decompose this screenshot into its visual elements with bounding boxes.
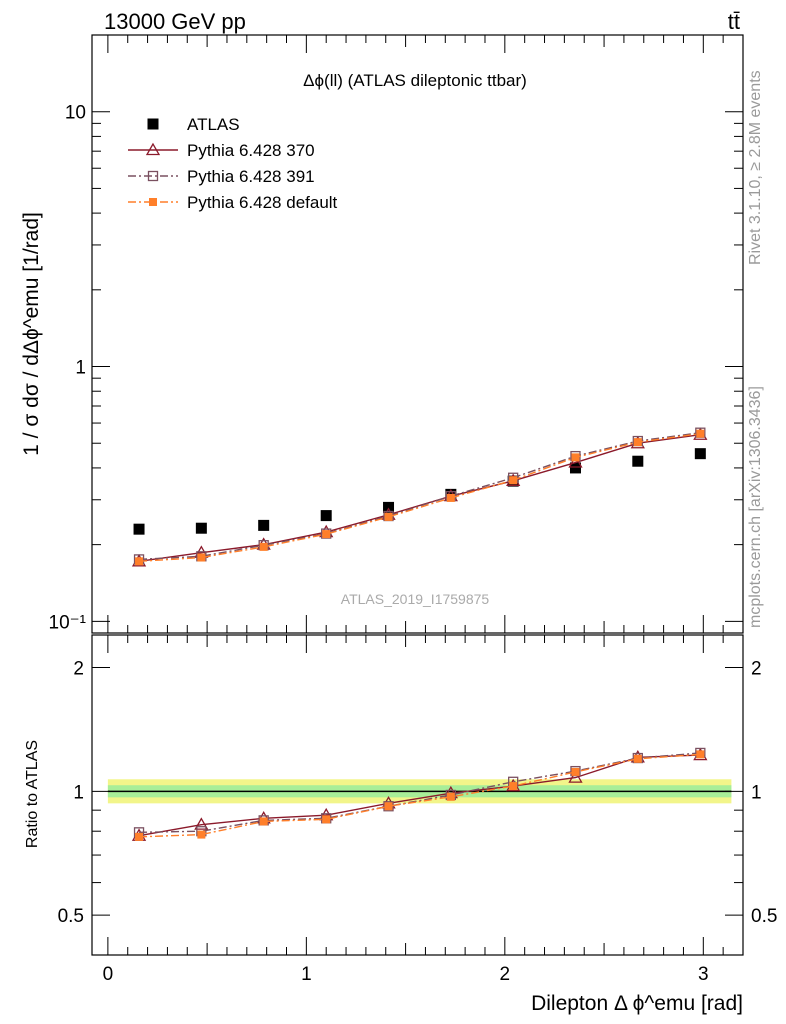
ratio-data-point: [633, 754, 642, 763]
main-y-tick-labels: 10⁻¹ 1 10: [49, 103, 87, 634]
y-tick-label: 10⁻¹: [49, 612, 87, 633]
x-tick-label: 1: [301, 964, 312, 985]
series-atlas: [133, 448, 706, 535]
ratio-panel: 0.5 0.5 1 1 2 2 0 1 2 3 Ratio to ATLAS Dilepton …: [24, 634, 778, 1015]
ratio-y-tick-label-right: 1: [751, 782, 762, 803]
ratio-data-point: [568, 770, 583, 783]
ratio-y-tick-label-right: 2: [751, 659, 762, 680]
data-point: [446, 493, 455, 502]
ratio-y-axis-label: Ratio to ATLAS: [24, 740, 41, 848]
plot-title: Δϕ(ll) (ATLAS dileptonic ttbar): [303, 71, 527, 90]
y-tick-label: 10: [65, 103, 86, 124]
ratio-series-pythia-6-428-default: [135, 750, 705, 841]
x-tick-label: 0: [103, 964, 114, 985]
data-point: [258, 519, 270, 531]
data-point: [509, 476, 518, 485]
rivet-label: Rivet 3.1.10, ≥ 2.8M events: [747, 70, 764, 265]
main-frame: [91, 34, 744, 634]
ratio-series-line: [139, 752, 701, 834]
legend-marker: [149, 198, 157, 206]
data-point: [135, 557, 144, 566]
legend-marker: [145, 142, 161, 156]
legend-entry: Pythia 6.428 391: [128, 167, 315, 186]
x-tick-label: 2: [500, 964, 511, 985]
ratio-uncertainty-band: [107, 779, 732, 804]
ratio-y-tick-labels: 0.5 0.5 1 1 2 2: [58, 659, 778, 928]
main-axis-ticks: [92, 34, 743, 634]
ratio-data-point: [194, 817, 209, 830]
legend-label: Pythia 6.428 370: [187, 141, 315, 160]
data-point: [696, 429, 705, 438]
legend-marker: [147, 170, 159, 182]
ratio-data-point: [197, 830, 206, 839]
series-line: [139, 431, 701, 561]
ratio-data-point: [571, 767, 580, 776]
legend-label: ATLAS: [187, 115, 240, 134]
process-label: tt̄: [728, 9, 740, 34]
ratio-data-point: [322, 815, 331, 824]
data-point: [632, 455, 644, 467]
data-point: [195, 522, 207, 534]
series-pythia-6-428-default: [135, 429, 705, 566]
data-point: [320, 510, 332, 522]
series-pythia-6-428-370: [131, 427, 708, 567]
ratio-series-line: [139, 753, 701, 838]
legend-marker: [147, 118, 159, 130]
ratio-frame: [91, 634, 744, 956]
ratio-data-point: [446, 792, 455, 801]
legend-entry: Pythia 6.428 370: [128, 141, 315, 160]
analysis-watermark: ATLAS_2019_I1759875: [341, 591, 490, 607]
legend-entry: ATLAS: [147, 115, 240, 134]
ratio-y-tick-label: 0.5: [58, 906, 84, 927]
ratio-series: [131, 747, 708, 841]
series-line: [138, 434, 701, 563]
data-point: [322, 530, 331, 539]
x-axis-label: Dilepton Δ ϕ^emu [rad]: [531, 992, 743, 1015]
data-point: [569, 462, 581, 474]
x-tick-label: 3: [698, 964, 709, 985]
ratio-data-point: [384, 802, 393, 811]
ratio-y-tick-label: 1: [73, 782, 84, 803]
y-tick-label: 1: [75, 358, 86, 379]
legend: ATLAS Pythia 6.428 370 Pythia 6.428 391 Pyt…: [128, 115, 338, 212]
ratio-y-tick-label: 2: [73, 659, 84, 680]
ratio-data-point: [696, 750, 705, 759]
data-point: [197, 553, 206, 562]
ratio-series-line: [138, 754, 701, 837]
main-y-axis-label: 1 / σ dσ / dΔϕ^emu [1/rad]: [20, 212, 43, 456]
energy-label: 13000 GeV pp: [104, 9, 246, 34]
ratio-data-point: [509, 782, 518, 791]
mcplots-label: mcplots.cern.ch [arXiv:1306.3436]: [747, 386, 764, 628]
data-point: [383, 501, 395, 513]
data-point: [633, 438, 642, 447]
ratio-data-point: [259, 817, 268, 826]
data-point: [568, 455, 583, 468]
data-point: [133, 523, 145, 535]
data-point: [259, 542, 268, 551]
ratio-data-point: [135, 832, 144, 841]
main-series: [131, 427, 708, 567]
data-point: [694, 448, 706, 460]
legend-label: Pythia 6.428 391: [187, 167, 315, 186]
series-line: [138, 433, 701, 563]
ratio-axis-ticks: [92, 635, 743, 956]
legend-label: Pythia 6.428 default: [187, 193, 338, 212]
ratio-y-tick-label-right: 0.5: [751, 906, 777, 927]
x-tick-labels: 0 1 2 3: [103, 964, 709, 985]
data-point: [384, 512, 393, 521]
data-point: [571, 453, 580, 462]
legend-entry: Pythia 6.428 default: [128, 193, 338, 212]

- - -

# EXERCISE REQUIREMENTS
Can you reproduce all of the lines above word for word, leaving out the pictures?

# WRITTEN SOLUTION
decompose this screenshot into its visual elements with bounding boxes.
ratio-data-point: [633, 754, 642, 763]
main-y-tick-labels: 10⁻¹ 1 10: [49, 103, 87, 634]
y-tick-label: 10⁻¹: [49, 612, 87, 633]
x-tick-label: 1: [301, 964, 312, 985]
series-atlas: [133, 448, 706, 535]
ratio-panel: 0.5 0.5 1 1 2 2 0 1 2 3 Ratio to ATLAS Dilepton …: [24, 634, 778, 1015]
ratio-y-tick-label-right: 1: [751, 782, 762, 803]
ratio-data-point: [568, 770, 583, 783]
ratio-y-tick-label-right: 2: [751, 659, 762, 680]
data-point: [446, 493, 455, 502]
ratio-y-axis-label: Ratio to ATLAS: [24, 740, 41, 848]
plot-title: Δϕ(ll) (ATLAS dileptonic ttbar): [303, 71, 527, 90]
y-tick-label: 10: [65, 103, 86, 124]
ratio-series-pythia-6-428-default: [135, 750, 705, 841]
x-tick-label: 0: [103, 964, 114, 985]
data-point: [258, 519, 270, 531]
data-point: [509, 476, 518, 485]
rivet-label: Rivet 3.1.10, ≥ 2.8M events: [747, 70, 764, 265]
main-frame: [91, 34, 744, 634]
ratio-series-line: [139, 752, 701, 834]
legend-marker: [149, 198, 157, 206]
data-point: [135, 557, 144, 566]
legend-marker: [145, 142, 161, 156]
legend-entry: Pythia 6.428 391: [128, 167, 315, 186]
x-tick-label: 2: [500, 964, 511, 985]
ratio-uncertainty-band: [107, 779, 732, 804]
ratio-y-tick-labels: 0.5 0.5 1 1 2 2: [58, 659, 778, 928]
main-axis-ticks: [92, 34, 743, 634]
ratio-data-point: [194, 817, 209, 830]
legend-label: Pythia 6.428 370: [187, 141, 315, 160]
data-point: [696, 429, 705, 438]
legend-marker: [147, 170, 159, 182]
ratio-data-point: [197, 830, 206, 839]
series-line: [139, 431, 701, 561]
ratio-data-point: [571, 767, 580, 776]
legend-label: ATLAS: [187, 115, 240, 134]
process-label: tt̄: [728, 9, 740, 34]
ratio-data-point: [322, 815, 331, 824]
data-point: [632, 455, 644, 467]
data-point: [195, 522, 207, 534]
series-pythia-6-428-default: [135, 429, 705, 566]
data-point: [320, 510, 332, 522]
series-pythia-6-428-370: [131, 427, 708, 567]
ratio-series-line: [139, 753, 701, 838]
legend-marker: [147, 118, 159, 130]
ratio-frame: [91, 634, 744, 956]
ratio-data-point: [446, 792, 455, 801]
legend-entry: Pythia 6.428 370: [128, 141, 315, 160]
analysis-watermark: ATLAS_2019_I1759875: [341, 591, 490, 607]
legend-entry: ATLAS: [147, 115, 240, 134]
ratio-y-tick-label: 0.5: [58, 906, 84, 927]
ratio-series: [131, 747, 708, 841]
series-line: [138, 434, 701, 563]
data-point: [322, 530, 331, 539]
x-axis-label: Dilepton Δ ϕ^emu [rad]: [531, 992, 743, 1015]
data-point: [569, 462, 581, 474]
x-tick-label: 3: [698, 964, 709, 985]
ratio-data-point: [384, 802, 393, 811]
ratio-y-tick-label: 1: [73, 782, 84, 803]
y-tick-label: 1: [75, 358, 86, 379]
legend: ATLAS Pythia 6.428 370 Pythia 6.428 391 Pyt…: [128, 115, 338, 212]
ratio-y-tick-label: 2: [73, 659, 84, 680]
ratio-data-point: [696, 750, 705, 759]
data-point: [197, 553, 206, 562]
ratio-series-line: [138, 754, 701, 837]
main-y-axis-label: 1 / σ dσ / dΔϕ^emu [1/rad]: [20, 212, 43, 456]
energy-label: 13000 GeV pp: [104, 9, 246, 34]
ratio-data-point: [509, 782, 518, 791]
mcplots-label: mcplots.cern.ch [arXiv:1306.3436]: [747, 386, 764, 628]
data-point: [383, 501, 395, 513]
data-point: [633, 438, 642, 447]
ratio-data-point: [259, 817, 268, 826]
data-point: [568, 455, 583, 468]
data-point: [133, 523, 145, 535]
data-point: [259, 542, 268, 551]
ratio-data-point: [135, 832, 144, 841]
main-series: [131, 427, 708, 567]
data-point: [694, 448, 706, 460]
legend-label: Pythia 6.428 391: [187, 167, 315, 186]
series-line: [138, 433, 701, 563]
ratio-axis-ticks: [92, 635, 743, 956]
legend-label: Pythia 6.428 default: [187, 193, 338, 212]
ratio-y-tick-label-right: 0.5: [751, 906, 777, 927]
x-tick-labels: 0 1 2 3: [103, 964, 709, 985]
data-point: [384, 512, 393, 521]
data-point: [571, 453, 580, 462]
legend-entry: Pythia 6.428 default: [128, 193, 338, 212]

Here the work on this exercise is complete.